=== OBJECTIVE ===
Copy, in full, each line of the material that holds the word "text".

=== INPUT ROWS ===
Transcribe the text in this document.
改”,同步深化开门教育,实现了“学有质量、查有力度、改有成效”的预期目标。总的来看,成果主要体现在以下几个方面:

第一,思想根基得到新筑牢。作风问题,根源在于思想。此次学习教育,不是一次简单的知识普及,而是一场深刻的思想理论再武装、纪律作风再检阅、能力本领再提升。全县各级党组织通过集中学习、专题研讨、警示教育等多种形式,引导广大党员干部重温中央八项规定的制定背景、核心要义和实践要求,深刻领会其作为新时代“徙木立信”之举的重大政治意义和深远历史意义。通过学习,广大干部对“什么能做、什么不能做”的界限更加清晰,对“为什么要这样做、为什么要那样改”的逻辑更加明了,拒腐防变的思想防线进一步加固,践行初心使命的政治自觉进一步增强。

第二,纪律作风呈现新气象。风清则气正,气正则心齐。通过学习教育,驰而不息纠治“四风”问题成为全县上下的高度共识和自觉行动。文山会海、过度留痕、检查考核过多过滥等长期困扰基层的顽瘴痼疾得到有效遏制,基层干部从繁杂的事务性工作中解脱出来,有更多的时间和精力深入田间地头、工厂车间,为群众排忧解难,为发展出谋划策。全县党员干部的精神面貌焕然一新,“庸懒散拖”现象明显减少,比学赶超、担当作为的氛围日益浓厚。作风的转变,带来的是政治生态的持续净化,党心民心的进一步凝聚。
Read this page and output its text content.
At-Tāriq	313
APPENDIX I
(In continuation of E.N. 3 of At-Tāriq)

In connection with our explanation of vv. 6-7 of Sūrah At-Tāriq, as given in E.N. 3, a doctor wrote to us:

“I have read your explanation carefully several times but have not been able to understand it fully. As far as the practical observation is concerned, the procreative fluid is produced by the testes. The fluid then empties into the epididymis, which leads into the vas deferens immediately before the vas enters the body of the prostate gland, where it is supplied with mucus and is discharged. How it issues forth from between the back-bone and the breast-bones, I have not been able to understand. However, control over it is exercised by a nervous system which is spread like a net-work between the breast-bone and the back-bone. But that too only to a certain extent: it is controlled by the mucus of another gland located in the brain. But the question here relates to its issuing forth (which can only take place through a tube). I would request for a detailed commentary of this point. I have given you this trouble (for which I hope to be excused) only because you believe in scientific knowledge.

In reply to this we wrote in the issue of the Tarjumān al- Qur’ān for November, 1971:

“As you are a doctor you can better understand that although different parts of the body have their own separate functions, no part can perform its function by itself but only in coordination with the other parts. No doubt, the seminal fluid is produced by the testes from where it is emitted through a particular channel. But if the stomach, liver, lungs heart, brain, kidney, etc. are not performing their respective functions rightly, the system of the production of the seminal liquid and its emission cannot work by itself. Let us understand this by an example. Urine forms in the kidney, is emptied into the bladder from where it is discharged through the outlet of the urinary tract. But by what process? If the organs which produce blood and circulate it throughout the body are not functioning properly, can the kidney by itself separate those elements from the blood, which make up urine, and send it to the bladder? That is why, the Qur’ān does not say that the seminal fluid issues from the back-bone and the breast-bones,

=== SOLUTION FOR THIS PROBLEM ===
Transcribe the text in this document.
Read this page and output its text content.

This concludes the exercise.